_THE REQUEST_
Below are some records; return each one exactly.

══ EXTRACTED INFORMATION

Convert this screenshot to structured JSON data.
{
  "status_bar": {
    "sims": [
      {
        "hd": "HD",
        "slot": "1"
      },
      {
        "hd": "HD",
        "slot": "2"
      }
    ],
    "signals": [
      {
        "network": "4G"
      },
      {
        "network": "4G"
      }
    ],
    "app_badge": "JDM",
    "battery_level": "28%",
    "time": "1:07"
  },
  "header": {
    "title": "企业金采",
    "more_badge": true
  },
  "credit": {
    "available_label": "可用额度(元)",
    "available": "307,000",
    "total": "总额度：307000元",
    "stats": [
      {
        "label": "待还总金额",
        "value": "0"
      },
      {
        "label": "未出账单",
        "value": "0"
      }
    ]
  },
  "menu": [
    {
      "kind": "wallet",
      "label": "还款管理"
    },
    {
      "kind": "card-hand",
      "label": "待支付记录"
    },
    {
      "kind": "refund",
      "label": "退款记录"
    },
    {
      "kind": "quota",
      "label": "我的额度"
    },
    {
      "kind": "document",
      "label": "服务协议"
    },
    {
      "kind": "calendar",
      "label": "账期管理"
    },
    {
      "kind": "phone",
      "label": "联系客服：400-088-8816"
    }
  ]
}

════

_ANSWER BELOW_
Convert this screenshot to structured JSON data.
{
  "status_bar": {
    "sims": [
      {
        "hd": "HD",
        "slot": "1"
      },
      {
        "hd": "HD",
        "slot": "2"
      }
    ],
    "signals": [
      {
        "network": "4G"
      },
      {
        "network": "4G"
      }
    ],
    "app_badge": "JDM",
    "battery_level": "28%",
    "time": "1:07"
  },
  "header": {
    "title": "企业金采",
    "more_badge": true
  },
  "credit": {
    "available_label": "可用额度(元)",
    "available": "307,000",
    "total": "总额度：307000元",
    "stats": [
      {
        "label": "待还总金额",
        "value": "0"
      },
      {
        "label": "未出账单",
        "value": "0"
      }
    ]
  },
  "menu": [
    {
      "kind": "wallet",
      "label": "还款管理"
    },
    {
      "kind": "card-hand",
      "label": "待支付记录"
    },
    {
      "kind": "refund",
      "label": "退款记录"
    },
    {
      "kind": "quota",
      "label": "我的额度"
    },
    {
      "kind": "document",
      "label": "服务协议"
    },
    {
      "kind": "calendar",
      "label": "账期管理"
    },
    {
      "kind": "phone",
      "label": "联系客服：400-088-8816"
    }
  ]
}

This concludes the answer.